• [GIVEN INSTRUCTION]:
Count every line in the entries that contains "text". Report that count alone.

• [GIVEN ENTRIES]:
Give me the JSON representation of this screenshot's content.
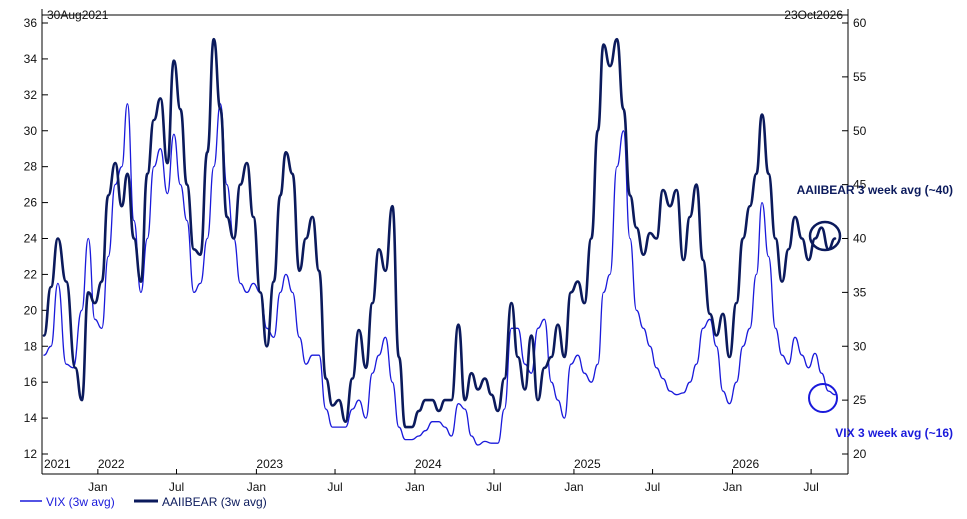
{
  "chart_data": {
    "type": "line",
    "start_label": "30Aug2021",
    "end_label": "23Oct2026",
    "left_axis": {
      "ticks": [
        12,
        14,
        16,
        18,
        20,
        22,
        24,
        26,
        28,
        30,
        32,
        34,
        36
      ],
      "range": [
        12,
        36
      ]
    },
    "right_axis": {
      "ticks": [
        20,
        25,
        30,
        35,
        40,
        45,
        50,
        55,
        60
      ],
      "range": [
        20,
        60
      ]
    },
    "x_axis": {
      "month_labels": [
        {
          "label": "Jan",
          "date": "2022-01-01"
        },
        {
          "label": "Jul",
          "date": "2022-07-01"
        },
        {
          "label": "Jan",
          "date": "2023-01-01"
        },
        {
          "label": "Jul",
          "date": "2023-07-01"
        },
        {
          "label": "Jan",
          "date": "2024-01-01"
        },
        {
          "label": "Jul",
          "date": "2024-07-01"
        },
        {
          "label": "Jan",
          "date": "2025-01-01"
        },
        {
          "label": "Jul",
          "date": "2025-07-01"
        },
        {
          "label": "Jan",
          "date": "2026-01-01"
        },
        {
          "label": "Jul",
          "date": "2026-07-01"
        }
      ],
      "year_labels": [
        {
          "label": "2021",
          "date": "2021-08-30"
        },
        {
          "label": "2022",
          "date": "2022-01-01"
        },
        {
          "label": "2023",
          "date": "2023-01-01"
        },
        {
          "label": "2024",
          "date": "2024-01-01"
        },
        {
          "label": "2025",
          "date": "2025-01-01"
        },
        {
          "label": "2026",
          "date": "2026-01-01"
        }
      ]
    },
    "series": [
      {
        "name": "VIX (3w avg)",
        "color": "#1a1adb",
        "axis": "left",
        "points": [
          [
            "2021-08-30",
            17.5
          ],
          [
            "2021-09-15",
            18.0
          ],
          [
            "2021-10-01",
            21.5
          ],
          [
            "2021-10-20",
            17.0
          ],
          [
            "2021-11-05",
            16.8
          ],
          [
            "2021-11-25",
            20.0
          ],
          [
            "2021-12-10",
            24.0
          ],
          [
            "2021-12-25",
            19.5
          ],
          [
            "2022-01-10",
            19.0
          ],
          [
            "2022-01-25",
            23.0
          ],
          [
            "2022-02-10",
            27.0
          ],
          [
            "2022-02-25",
            28.0
          ],
          [
            "2022-03-10",
            31.5
          ],
          [
            "2022-03-25",
            25.0
          ],
          [
            "2022-04-10",
            21.0
          ],
          [
            "2022-04-25",
            24.0
          ],
          [
            "2022-05-10",
            28.0
          ],
          [
            "2022-05-25",
            29.0
          ],
          [
            "2022-06-10",
            26.5
          ],
          [
            "2022-06-25",
            29.8
          ],
          [
            "2022-07-10",
            27.0
          ],
          [
            "2022-07-25",
            25.0
          ],
          [
            "2022-08-10",
            21.0
          ],
          [
            "2022-08-25",
            21.5
          ],
          [
            "2022-09-10",
            24.0
          ],
          [
            "2022-09-25",
            28.0
          ],
          [
            "2022-10-10",
            31.5
          ],
          [
            "2022-10-25",
            27.0
          ],
          [
            "2022-11-10",
            24.0
          ],
          [
            "2022-11-25",
            21.5
          ],
          [
            "2022-12-10",
            21.0
          ],
          [
            "2022-12-25",
            21.5
          ],
          [
            "2023-01-10",
            21.0
          ],
          [
            "2023-01-25",
            19.0
          ],
          [
            "2023-02-10",
            18.5
          ],
          [
            "2023-02-25",
            21.0
          ],
          [
            "2023-03-10",
            22.0
          ],
          [
            "2023-03-25",
            21.0
          ],
          [
            "2023-04-10",
            18.5
          ],
          [
            "2023-04-25",
            17.0
          ],
          [
            "2023-05-10",
            17.5
          ],
          [
            "2023-05-25",
            17.5
          ],
          [
            "2023-06-10",
            14.5
          ],
          [
            "2023-06-25",
            13.5
          ],
          [
            "2023-07-10",
            13.5
          ],
          [
            "2023-07-25",
            13.5
          ],
          [
            "2023-08-10",
            14.5
          ],
          [
            "2023-08-25",
            15.0
          ],
          [
            "2023-09-10",
            14.0
          ],
          [
            "2023-09-25",
            16.5
          ],
          [
            "2023-10-10",
            17.5
          ],
          [
            "2023-10-25",
            18.5
          ],
          [
            "2023-11-10",
            16.0
          ],
          [
            "2023-11-25",
            13.5
          ],
          [
            "2023-12-10",
            12.8
          ],
          [
            "2023-12-25",
            12.8
          ],
          [
            "2024-01-10",
            13.0
          ],
          [
            "2024-01-25",
            13.3
          ],
          [
            "2024-02-10",
            13.8
          ],
          [
            "2024-02-25",
            13.8
          ],
          [
            "2024-03-10",
            13.5
          ],
          [
            "2024-03-25",
            13.0
          ],
          [
            "2024-04-10",
            14.8
          ],
          [
            "2024-04-25",
            14.5
          ],
          [
            "2024-05-10",
            13.0
          ],
          [
            "2024-05-25",
            12.5
          ],
          [
            "2024-06-10",
            12.7
          ],
          [
            "2024-06-25",
            12.6
          ],
          [
            "2024-07-10",
            12.6
          ],
          [
            "2024-07-25",
            14.5
          ],
          [
            "2024-08-10",
            19.0
          ],
          [
            "2024-08-25",
            19.0
          ],
          [
            "2024-09-10",
            17.0
          ],
          [
            "2024-09-25",
            16.5
          ],
          [
            "2024-10-10",
            19.0
          ],
          [
            "2024-10-25",
            19.5
          ],
          [
            "2024-11-10",
            16.0
          ],
          [
            "2024-11-25",
            15.0
          ],
          [
            "2024-12-10",
            14.0
          ],
          [
            "2024-12-25",
            17.0
          ],
          [
            "2025-01-10",
            17.5
          ],
          [
            "2025-01-25",
            16.5
          ],
          [
            "2025-02-10",
            16.0
          ],
          [
            "2025-02-25",
            17.0
          ],
          [
            "2025-03-10",
            21.0
          ],
          [
            "2025-03-25",
            22.0
          ],
          [
            "2025-04-10",
            28.0
          ],
          [
            "2025-04-25",
            30.0
          ],
          [
            "2025-05-10",
            24.0
          ],
          [
            "2025-05-25",
            20.0
          ],
          [
            "2025-06-10",
            19.0
          ],
          [
            "2025-06-25",
            18.0
          ],
          [
            "2025-07-10",
            16.8
          ],
          [
            "2025-07-25",
            16.2
          ],
          [
            "2025-08-10",
            15.5
          ],
          [
            "2025-08-25",
            15.3
          ],
          [
            "2025-09-10",
            15.4
          ],
          [
            "2025-09-25",
            16.0
          ],
          [
            "2025-10-10",
            17.0
          ],
          [
            "2025-10-25",
            19.0
          ],
          [
            "2025-11-10",
            19.5
          ],
          [
            "2025-11-25",
            18.0
          ],
          [
            "2025-12-10",
            15.5
          ],
          [
            "2025-12-25",
            14.8
          ],
          [
            "2026-01-10",
            16.0
          ],
          [
            "2026-01-25",
            18.0
          ],
          [
            "2026-02-10",
            19.0
          ],
          [
            "2026-02-25",
            22.0
          ],
          [
            "2026-03-10",
            26.0
          ],
          [
            "2026-03-25",
            23.0
          ],
          [
            "2026-04-10",
            19.0
          ],
          [
            "2026-04-25",
            17.5
          ],
          [
            "2026-05-10",
            17.0
          ],
          [
            "2026-05-25",
            18.5
          ],
          [
            "2026-06-10",
            17.5
          ],
          [
            "2026-06-25",
            16.8
          ],
          [
            "2026-07-10",
            17.6
          ],
          [
            "2026-07-25",
            16.5
          ],
          [
            "2026-08-10",
            15.5
          ],
          [
            "2026-08-25",
            15.3
          ]
        ]
      },
      {
        "name": "AAIIBEAR (3w avg)",
        "color": "#0b1a5c",
        "axis": "right",
        "points": [
          [
            "2021-08-30",
            31.0
          ],
          [
            "2021-09-15",
            35.5
          ],
          [
            "2021-10-01",
            40.0
          ],
          [
            "2021-10-20",
            36.0
          ],
          [
            "2021-11-10",
            28.0
          ],
          [
            "2021-11-25",
            25.0
          ],
          [
            "2021-12-10",
            35.0
          ],
          [
            "2021-12-25",
            34.0
          ],
          [
            "2022-01-10",
            36.0
          ],
          [
            "2022-01-25",
            44.0
          ],
          [
            "2022-02-10",
            47.0
          ],
          [
            "2022-02-25",
            43.0
          ],
          [
            "2022-03-10",
            46.0
          ],
          [
            "2022-03-25",
            40.0
          ],
          [
            "2022-04-10",
            36.0
          ],
          [
            "2022-04-25",
            46.0
          ],
          [
            "2022-05-10",
            51.0
          ],
          [
            "2022-05-25",
            53.0
          ],
          [
            "2022-06-10",
            47.0
          ],
          [
            "2022-06-25",
            56.5
          ],
          [
            "2022-07-10",
            52.0
          ],
          [
            "2022-07-25",
            45.0
          ],
          [
            "2022-08-10",
            39.0
          ],
          [
            "2022-08-25",
            38.5
          ],
          [
            "2022-09-10",
            48.0
          ],
          [
            "2022-09-25",
            58.5
          ],
          [
            "2022-10-10",
            52.0
          ],
          [
            "2022-10-25",
            42.0
          ],
          [
            "2022-11-10",
            40.0
          ],
          [
            "2022-11-25",
            45.0
          ],
          [
            "2022-12-10",
            47.0
          ],
          [
            "2022-12-25",
            42.0
          ],
          [
            "2023-01-10",
            35.0
          ],
          [
            "2023-01-25",
            30.0
          ],
          [
            "2023-02-10",
            36.0
          ],
          [
            "2023-02-25",
            44.0
          ],
          [
            "2023-03-10",
            48.0
          ],
          [
            "2023-03-25",
            46.0
          ],
          [
            "2023-04-10",
            37.0
          ],
          [
            "2023-04-25",
            40.0
          ],
          [
            "2023-05-10",
            42.0
          ],
          [
            "2023-05-25",
            37.0
          ],
          [
            "2023-06-10",
            27.0
          ],
          [
            "2023-06-25",
            24.5
          ],
          [
            "2023-07-10",
            25.0
          ],
          [
            "2023-07-25",
            23.0
          ],
          [
            "2023-08-10",
            27.0
          ],
          [
            "2023-08-25",
            31.5
          ],
          [
            "2023-09-10",
            28.0
          ],
          [
            "2023-09-25",
            34.0
          ],
          [
            "2023-10-10",
            39.0
          ],
          [
            "2023-10-25",
            37.0
          ],
          [
            "2023-11-10",
            43.0
          ],
          [
            "2023-11-25",
            29.0
          ],
          [
            "2023-12-10",
            22.5
          ],
          [
            "2023-12-25",
            22.5
          ],
          [
            "2024-01-10",
            24.0
          ],
          [
            "2024-01-25",
            25.0
          ],
          [
            "2024-02-10",
            25.0
          ],
          [
            "2024-02-25",
            24.0
          ],
          [
            "2024-03-10",
            25.0
          ],
          [
            "2024-03-25",
            25.0
          ],
          [
            "2024-04-10",
            32.0
          ],
          [
            "2024-04-25",
            25.0
          ],
          [
            "2024-05-10",
            27.5
          ],
          [
            "2024-05-25",
            26.0
          ],
          [
            "2024-06-10",
            27.0
          ],
          [
            "2024-06-25",
            25.5
          ],
          [
            "2024-07-10",
            24.0
          ],
          [
            "2024-07-25",
            27.0
          ],
          [
            "2024-08-10",
            34.0
          ],
          [
            "2024-08-25",
            29.0
          ],
          [
            "2024-09-10",
            26.0
          ],
          [
            "2024-09-25",
            31.0
          ],
          [
            "2024-10-10",
            25.0
          ],
          [
            "2024-10-25",
            28.0
          ],
          [
            "2024-11-10",
            29.0
          ],
          [
            "2024-11-25",
            32.0
          ],
          [
            "2024-12-10",
            29.0
          ],
          [
            "2024-12-25",
            35.0
          ],
          [
            "2025-01-10",
            36.0
          ],
          [
            "2025-01-25",
            34.0
          ],
          [
            "2025-02-10",
            40.0
          ],
          [
            "2025-02-25",
            50.0
          ],
          [
            "2025-03-10",
            58.0
          ],
          [
            "2025-03-25",
            56.0
          ],
          [
            "2025-04-10",
            58.5
          ],
          [
            "2025-04-25",
            52.0
          ],
          [
            "2025-05-10",
            44.0
          ],
          [
            "2025-05-25",
            41.0
          ],
          [
            "2025-06-10",
            38.5
          ],
          [
            "2025-06-25",
            40.5
          ],
          [
            "2025-07-10",
            40.0
          ],
          [
            "2025-07-25",
            44.5
          ],
          [
            "2025-08-10",
            43.0
          ],
          [
            "2025-08-25",
            44.5
          ],
          [
            "2025-09-10",
            38.0
          ],
          [
            "2025-09-25",
            42.0
          ],
          [
            "2025-10-10",
            45.0
          ],
          [
            "2025-10-25",
            38.0
          ],
          [
            "2025-11-10",
            33.0
          ],
          [
            "2025-11-25",
            31.0
          ],
          [
            "2025-12-10",
            33.0
          ],
          [
            "2025-12-25",
            29.0
          ],
          [
            "2026-01-10",
            34.0
          ],
          [
            "2026-01-25",
            40.0
          ],
          [
            "2026-02-10",
            43.0
          ],
          [
            "2026-02-25",
            46.0
          ],
          [
            "2026-03-10",
            51.5
          ],
          [
            "2026-03-25",
            46.0
          ],
          [
            "2026-04-10",
            40.0
          ],
          [
            "2026-04-25",
            36.0
          ],
          [
            "2026-05-10",
            39.0
          ],
          [
            "2026-05-25",
            42.0
          ],
          [
            "2026-06-10",
            40.0
          ],
          [
            "2026-06-25",
            38.0
          ],
          [
            "2026-07-10",
            40.0
          ],
          [
            "2026-07-25",
            41.0
          ],
          [
            "2026-08-10",
            39.0
          ],
          [
            "2026-08-25",
            40.0
          ]
        ]
      }
    ],
    "annotations": [
      {
        "text": "AAIIBEAR 3 week avg (~40)",
        "color": "#0b1a5c"
      },
      {
        "text": "VIX 3 week avg (~16)",
        "color": "#1a1adb"
      }
    ]
  }
}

• [EXERCISE RESULT]:
2